::: Data for this task :::
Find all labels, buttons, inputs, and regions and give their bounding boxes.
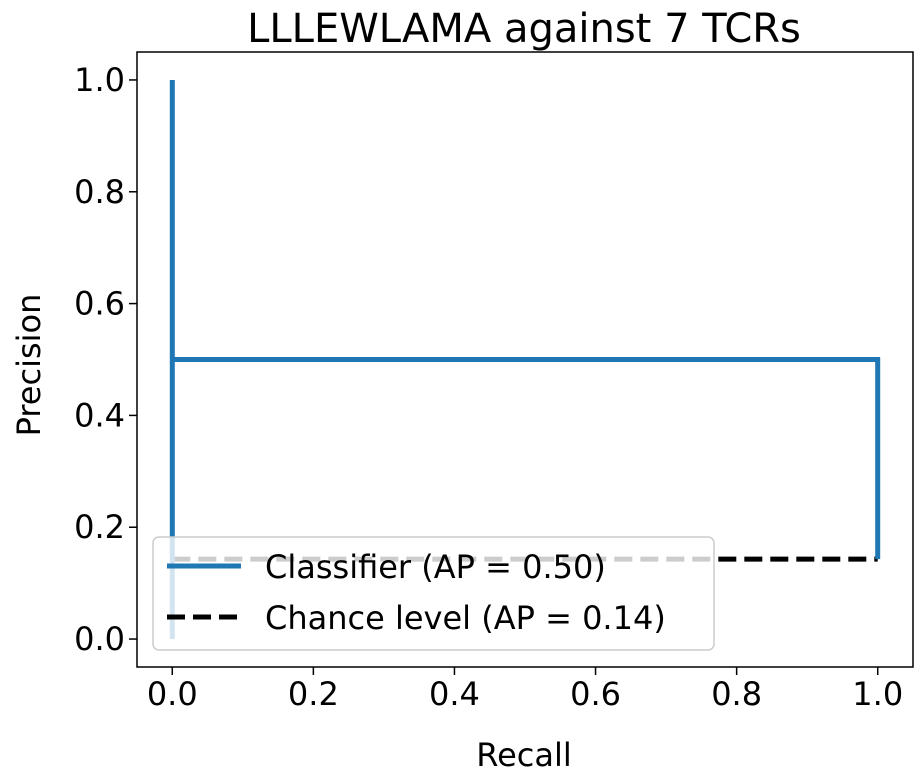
x-tick-label: 0.4 [429, 675, 480, 713]
x-axis-label: Recall [476, 736, 571, 774]
x-tick-label: 0.2 [288, 675, 339, 713]
x-tick-label: 0.0 [147, 675, 198, 713]
legend-label-chance: Chance level (AP = 0.14) [265, 599, 666, 637]
legend-label-classifier: Classifier (AP = 0.50) [265, 548, 606, 586]
y-axis-label: Precision [10, 294, 48, 437]
chart-title: LLLEWLAMA against 7 TCRs [247, 6, 801, 52]
y-tick-label: 0.2 [74, 508, 125, 546]
x-tick-label: 0.6 [570, 675, 621, 713]
y-axis-ticks: 0.0 0.2 0.4 0.6 0.8 1.0 [74, 61, 137, 658]
x-tick-label: 1.0 [852, 675, 903, 713]
y-tick-label: 0.4 [74, 396, 125, 434]
y-tick-label: 1.0 [74, 61, 125, 99]
x-tick-label: 0.8 [711, 675, 762, 713]
legend-box [152, 536, 715, 651]
y-tick-label: 0.0 [74, 620, 125, 658]
classifier-pr-curve [169, 80, 881, 639]
x-axis-ticks: 0.0 0.2 0.4 0.6 0.8 1.0 [147, 667, 903, 713]
plot-frame [136, 51, 914, 668]
y-tick-label: 0.6 [74, 285, 125, 323]
legend: Classifier (AP = 0.50) Chance level (AP … [152, 536, 715, 651]
y-tick-label: 0.8 [74, 173, 125, 211]
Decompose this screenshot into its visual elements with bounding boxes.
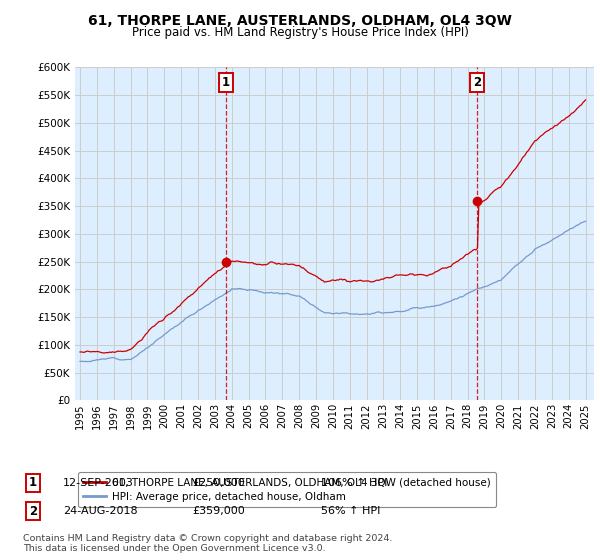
Legend: 61, THORPE LANE, AUSTERLANDS, OLDHAM, OL4 3QW (detached house), HPI: Average pri: 61, THORPE LANE, AUSTERLANDS, OLDHAM, OL…	[77, 472, 496, 507]
Text: 12-SEP-2003: 12-SEP-2003	[63, 478, 134, 488]
Text: 2: 2	[473, 76, 482, 89]
Text: 2: 2	[29, 505, 37, 518]
Text: £250,000: £250,000	[192, 478, 245, 488]
Text: 1: 1	[222, 76, 230, 89]
Text: £359,000: £359,000	[192, 506, 245, 516]
Text: 24-AUG-2018: 24-AUG-2018	[63, 506, 137, 516]
Text: 1: 1	[29, 476, 37, 489]
Text: Price paid vs. HM Land Registry's House Price Index (HPI): Price paid vs. HM Land Registry's House …	[131, 26, 469, 39]
Text: Contains HM Land Registry data © Crown copyright and database right 2024.
This d: Contains HM Land Registry data © Crown c…	[23, 534, 392, 553]
Text: 61, THORPE LANE, AUSTERLANDS, OLDHAM, OL4 3QW: 61, THORPE LANE, AUSTERLANDS, OLDHAM, OL…	[88, 14, 512, 28]
Text: 56% ↑ HPI: 56% ↑ HPI	[321, 506, 380, 516]
Text: 106% ↑ HPI: 106% ↑ HPI	[321, 478, 388, 488]
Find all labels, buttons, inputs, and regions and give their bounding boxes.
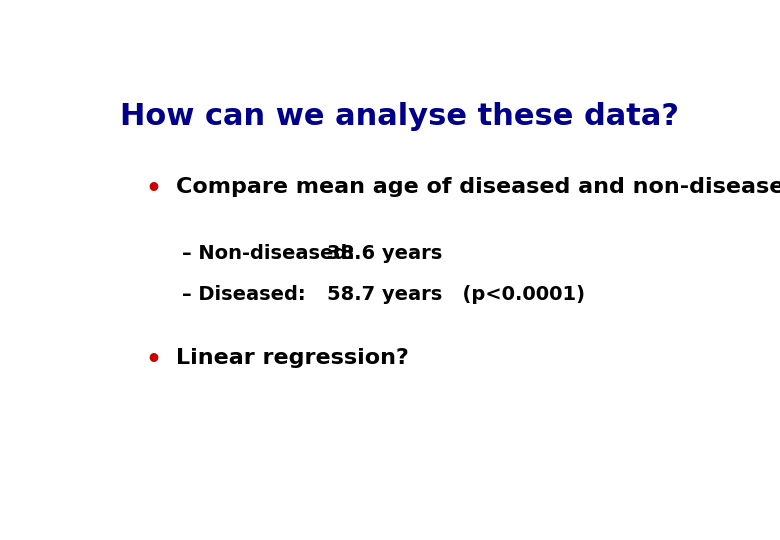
Text: Compare mean age of diseased and non-diseased: Compare mean age of diseased and non-dis… <box>176 177 780 197</box>
Text: How can we analyse these data?: How can we analyse these data? <box>120 102 679 131</box>
Text: – Non-diseased:: – Non-diseased: <box>182 244 355 262</box>
Text: 38.6 years: 38.6 years <box>328 244 442 262</box>
Text: •: • <box>146 348 162 372</box>
Text: – Diseased:: – Diseased: <box>182 285 306 304</box>
Text: •: • <box>146 177 162 201</box>
Text: 58.7 years   (p<0.0001): 58.7 years (p<0.0001) <box>328 285 585 304</box>
Text: Linear regression?: Linear regression? <box>176 348 409 368</box>
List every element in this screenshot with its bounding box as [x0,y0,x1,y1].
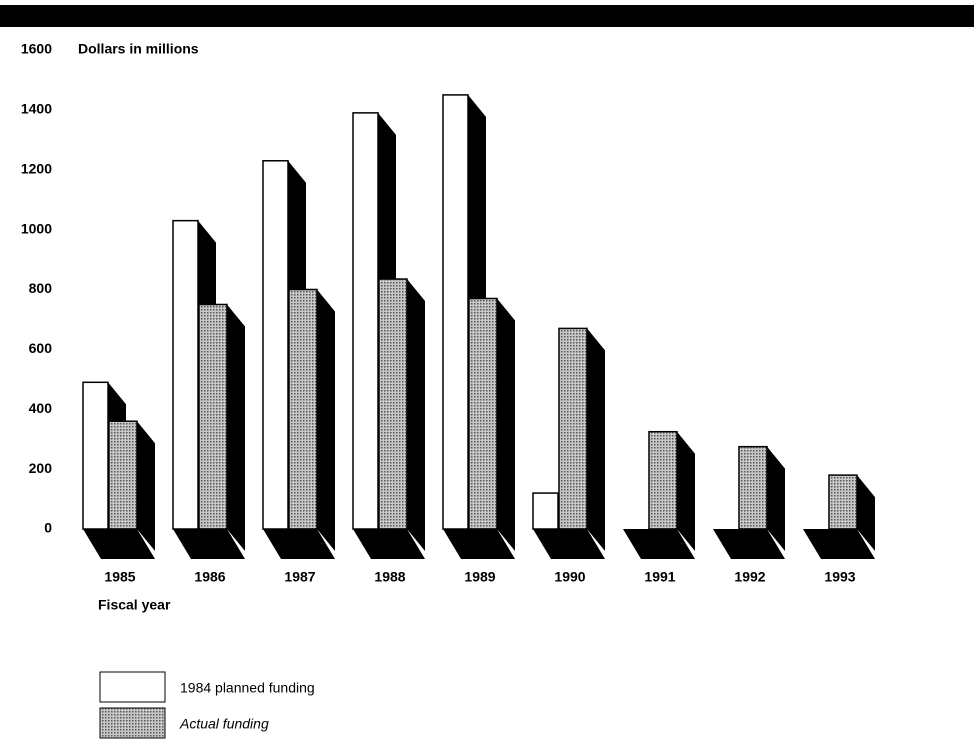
x-tick-label: 1989 [464,569,495,585]
x-tick-label: 1986 [194,569,225,585]
legend-label: 1984 planned funding [180,680,315,696]
legend-swatch [99,671,166,703]
bar-side [137,421,155,551]
bar [378,278,408,530]
floor-shadow [533,529,605,559]
bar [738,445,768,530]
bar-side [497,298,515,551]
bar [262,160,289,530]
y-tick-label: 1000 [21,220,52,236]
x-tick-label: 1991 [644,569,675,585]
x-tick-label: 1985 [104,569,135,585]
floor-shadow [263,529,335,559]
bar-side [677,431,695,551]
bar [172,219,199,530]
bar [442,94,469,530]
floor-shadow [713,529,785,559]
x-tick-label: 1988 [374,569,405,585]
y-axis-label: Dollars in millions [78,41,199,57]
x-tick-label: 1993 [824,569,855,585]
bar [288,288,318,530]
bar-side [317,289,335,551]
header-band [0,5,974,27]
floor-shadow [83,529,155,559]
bar [532,492,559,530]
y-tick-label: 400 [29,400,53,416]
bar [198,303,228,530]
x-tick-label: 1992 [734,569,765,585]
bar [828,474,858,530]
legend: 1984 planned funding Actual funding [99,671,315,739]
bar [82,381,109,530]
legend-swatch [99,707,166,739]
y-tick-label: 600 [29,340,53,356]
bar-side [767,446,785,551]
legend-label: Actual funding [179,716,269,732]
y-tick-label: 800 [29,280,53,296]
x-tick-label: 1987 [284,569,315,585]
bar [648,430,678,530]
floor-shadow [173,529,245,559]
y-tick-label: 1600 [21,41,52,57]
bar [352,112,379,530]
y-tick-label: 0 [44,520,52,536]
bar-side [407,279,425,551]
floor-shadow [353,529,425,559]
floor-shadow [443,529,515,559]
bar [108,420,138,530]
bar-side [857,475,875,551]
floor-shadow [623,529,695,559]
y-tick-label: 200 [29,460,53,476]
bar [558,327,588,530]
x-tick-label: 1990 [554,569,585,585]
x-axis-label: Fiscal year [98,597,171,613]
y-tick-label: 1200 [21,160,52,176]
bar-side [587,328,605,551]
floor-shadow [803,529,875,559]
y-tick-label: 1400 [21,101,52,117]
bar [468,297,498,530]
bar-side [227,304,245,551]
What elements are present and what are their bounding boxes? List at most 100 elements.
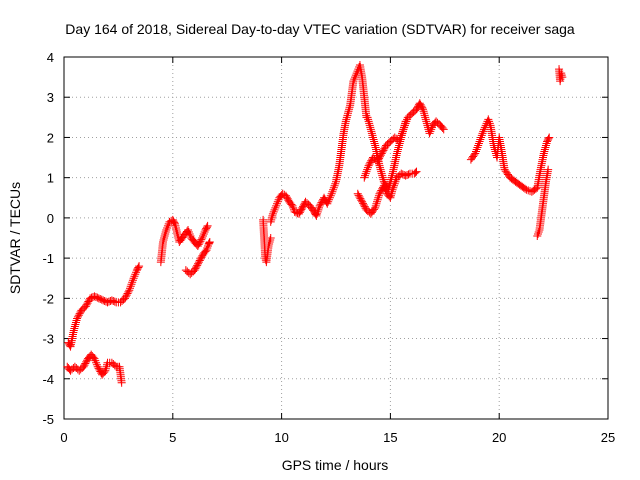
data-point: [205, 238, 214, 247]
data-point: [75, 309, 84, 318]
data-point: [474, 141, 483, 150]
data-point: [202, 223, 211, 232]
data-point: [392, 149, 401, 158]
data-point: [73, 312, 82, 321]
data-point: [193, 242, 202, 251]
data-point: [358, 197, 367, 206]
data-point: [399, 125, 408, 134]
data-point: [191, 264, 200, 273]
data-point: [355, 192, 364, 201]
data-point: [198, 231, 207, 240]
data-point: [540, 145, 549, 154]
data-point: [190, 266, 199, 275]
data-point: [268, 211, 277, 220]
data-point: [412, 167, 421, 176]
y-tick-label: -4: [42, 372, 54, 387]
data-point: [379, 175, 388, 184]
data-point: [393, 147, 402, 156]
data-point: [479, 127, 488, 136]
data-point: [544, 165, 553, 174]
data-point: [195, 256, 204, 265]
data-point: [421, 115, 430, 124]
data-point: [186, 231, 195, 240]
data-point: [471, 149, 480, 158]
data-point: [315, 201, 324, 210]
data-point: [202, 246, 211, 255]
data-point: [420, 109, 429, 118]
data-point: [420, 111, 429, 120]
data-point: [197, 253, 206, 262]
data-point: [92, 360, 101, 369]
data-point: [288, 201, 297, 210]
data-point: [196, 237, 205, 246]
data-point: [522, 185, 531, 194]
data-point: [129, 274, 138, 283]
data-point: [266, 236, 275, 245]
x-axis-label: GPS time / hours: [282, 457, 389, 473]
data-point: [117, 378, 126, 387]
data-point: [271, 203, 280, 212]
data-point: [327, 189, 336, 198]
data-point: [162, 225, 171, 234]
data-point: [380, 144, 389, 153]
data-point: [71, 320, 80, 329]
data-point: [185, 229, 194, 238]
data-point: [374, 191, 383, 200]
data-point: [361, 171, 370, 180]
data-point: [558, 73, 567, 82]
data-point: [81, 302, 90, 311]
data-point: [368, 131, 377, 140]
data-point: [160, 234, 169, 242]
data-point: [345, 105, 354, 114]
data-point: [373, 195, 382, 204]
data-point: [354, 191, 363, 200]
x-tick-label: 20: [492, 430, 506, 445]
data-point: [197, 235, 206, 244]
data-point: [368, 133, 377, 142]
data-point: [328, 187, 337, 196]
data-point: [101, 366, 110, 375]
data-point: [386, 175, 395, 184]
data-point: [274, 195, 283, 204]
data-point: [371, 201, 380, 210]
data-point: [315, 203, 324, 212]
data-point: [366, 158, 375, 167]
data-point: [366, 125, 375, 134]
data-point: [367, 129, 376, 138]
data-point: [401, 119, 410, 128]
data-point: [359, 201, 368, 210]
data-point: [425, 129, 434, 138]
data-point: [400, 121, 409, 130]
data-point: [428, 123, 437, 132]
data-point: [356, 194, 365, 203]
data-point: [194, 259, 203, 268]
data-point: [203, 244, 212, 253]
data-point: [534, 227, 543, 236]
data-point: [521, 184, 530, 193]
data-point: [545, 133, 554, 142]
data-point: [542, 139, 551, 148]
data-point: [363, 113, 372, 122]
data-point: [557, 71, 566, 80]
data-point: [374, 193, 383, 202]
data-point: [377, 167, 386, 176]
data-point: [343, 109, 352, 118]
data-point: [364, 161, 373, 170]
data-point: [485, 117, 494, 126]
data-point: [378, 173, 387, 182]
data-point: [541, 143, 550, 152]
data-point: [397, 131, 406, 140]
data-point: [398, 129, 407, 138]
data-point: [401, 117, 410, 126]
data-point: [396, 135, 405, 144]
data-point: [329, 183, 338, 192]
data-point: [161, 227, 170, 236]
data-point: [427, 125, 436, 134]
data-point: [411, 168, 420, 177]
data-point: [396, 137, 405, 146]
data-point: [385, 181, 394, 190]
data-point: [71, 318, 80, 327]
data-point: [376, 163, 385, 172]
data-point: [265, 238, 274, 247]
data-point: [539, 149, 548, 158]
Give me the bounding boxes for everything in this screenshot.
:::
_Exercise instructions_. Can you print, unchanged, the lines of the data from the one containing "data-point: [205, 238, 214, 247]" through the one containing "data-point: [399, 125, 408, 134]", including both of those lines?

_Solution to the problem_.
data-point: [205, 238, 214, 247]
data-point: [75, 309, 84, 318]
data-point: [474, 141, 483, 150]
data-point: [202, 223, 211, 232]
data-point: [392, 149, 401, 158]
data-point: [73, 312, 82, 321]
data-point: [193, 242, 202, 251]
data-point: [358, 197, 367, 206]
data-point: [399, 125, 408, 134]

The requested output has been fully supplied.